= Short problem =
Each line containing the word "data" must be reported.

START

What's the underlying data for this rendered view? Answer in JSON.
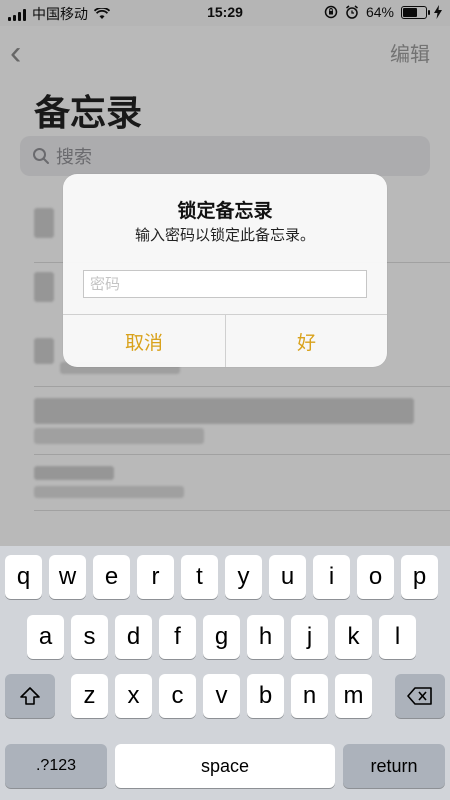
{
  "status_bar": {
    "carrier": "中国移动",
    "time": "15:29",
    "battery_percent": "64%",
    "battery_level": 0.64
  },
  "notes": {
    "edit_label": "编辑",
    "title": "备忘录",
    "search_placeholder": "搜索"
  },
  "alert": {
    "title": "锁定备忘录",
    "message": "输入密码以锁定此备忘录。",
    "password_placeholder": "密码",
    "cancel_label": "取消",
    "ok_label": "好",
    "accent_color": "#d9a21c"
  },
  "keyboard": {
    "row1": [
      "q",
      "w",
      "e",
      "r",
      "t",
      "y",
      "u",
      "i",
      "o",
      "p"
    ],
    "row2": [
      "a",
      "s",
      "d",
      "f",
      "g",
      "h",
      "j",
      "k",
      "l"
    ],
    "row3": [
      "z",
      "x",
      "c",
      "v",
      "b",
      "n",
      "m"
    ],
    "numbers_label": ".?123",
    "space_label": "space",
    "return_label": "return"
  }
}
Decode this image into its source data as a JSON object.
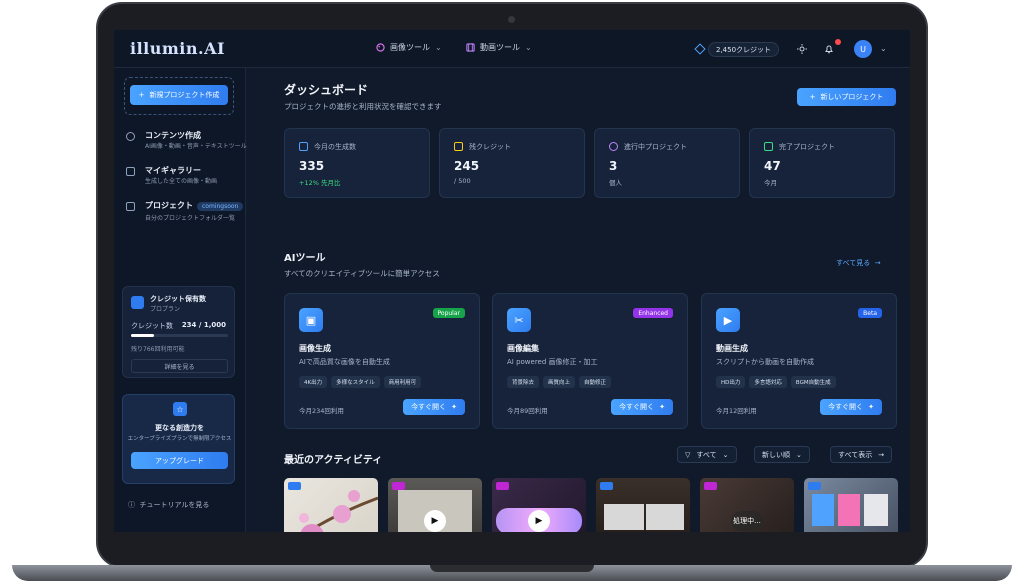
{
  "app": {
    "logo": "illumin.AI"
  },
  "nav": {
    "image_tools": "画像ツール",
    "video_tools": "動画ツール",
    "credits": "2,450クレジット",
    "avatar_initial": "U"
  },
  "sidebar": {
    "new_project": "新規プロジェクト作成",
    "items": [
      {
        "title": "コンテンツ作成",
        "sub": "AI画像・動画・音声・テキストツール"
      },
      {
        "title": "マイギャラリー",
        "sub": "生成した全ての画像・動画"
      },
      {
        "title": "プロジェクト",
        "badge": "comingsoon",
        "sub": "自分のプロジェクトフォルダ一覧"
      }
    ],
    "credit_card": {
      "title": "クレジット保有数",
      "plan": "プロプラン",
      "label": "クレジット数",
      "value": "234 / 1,000",
      "progress": 0.234,
      "remaining": "残り766回利用可能",
      "details": "詳細を見る"
    },
    "upgrade_card": {
      "title": "更なる創造力を",
      "sub": "エンタープライズプランで無制限アクセス",
      "button": "アップグレード"
    },
    "tutorial": "チュートリアルを見る"
  },
  "main": {
    "title": "ダッシュボード",
    "subtitle": "プロジェクトの進捗と利用状況を確認できます",
    "new_button": "新しいプロジェクト",
    "stats": [
      {
        "label": "今月の生成数",
        "value": "335",
        "sub": "+12% 先月比",
        "sub_color": "#3ddc84"
      },
      {
        "label": "残クレジット",
        "value": "245",
        "sub": "/ 500",
        "sub_color": "#a8b6cb"
      },
      {
        "label": "進行中プロジェクト",
        "value": "3",
        "sub": "個人",
        "sub_color": "#a8b6cb"
      },
      {
        "label": "完了プロジェクト",
        "value": "47",
        "sub": "今月",
        "sub_color": "#a8b6cb"
      }
    ],
    "ai_tools": {
      "title": "AIツール",
      "subtitle": "すべてのクリエイティブツールに簡単アクセス",
      "see_all": "すべて見る",
      "cards": [
        {
          "title": "画像生成",
          "desc": "AIで高品質な画像を自動生成",
          "tag": "Popular",
          "tag_color": "#16a34a",
          "chips": [
            "4K出力",
            "多様なスタイル",
            "商用利用可"
          ],
          "usage": "今月234回利用",
          "button": "今すぐ開く"
        },
        {
          "title": "画像編集",
          "desc": "AI powered 画像修正・加工",
          "tag": "Enhanced",
          "tag_color": "#9333ea",
          "chips": [
            "背景除去",
            "画質向上",
            "自動修正"
          ],
          "usage": "今月89回利用",
          "button": "今すぐ開く"
        },
        {
          "title": "動画生成",
          "desc": "スクリプトから動画を自動作成",
          "tag": "Beta",
          "tag_color": "#2563eb",
          "chips": [
            "HD出力",
            "多言語対応",
            "BGM自動生成"
          ],
          "usage": "今月12回利用",
          "button": "今すぐ開く"
        }
      ]
    },
    "activity": {
      "title": "最近のアクティビティ",
      "filter_all": "すべて",
      "sort": "新しい順",
      "show_all": "すべて表示",
      "processing": "処理中..."
    }
  },
  "colors": {
    "accent": "#2f7cf0",
    "bg": "#101a2a",
    "card": "#16233a"
  }
}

END

= Problem solution =
What's the underlying data for this rendered view? Answer in JSON.
Decode this image into its source data as a JSON object.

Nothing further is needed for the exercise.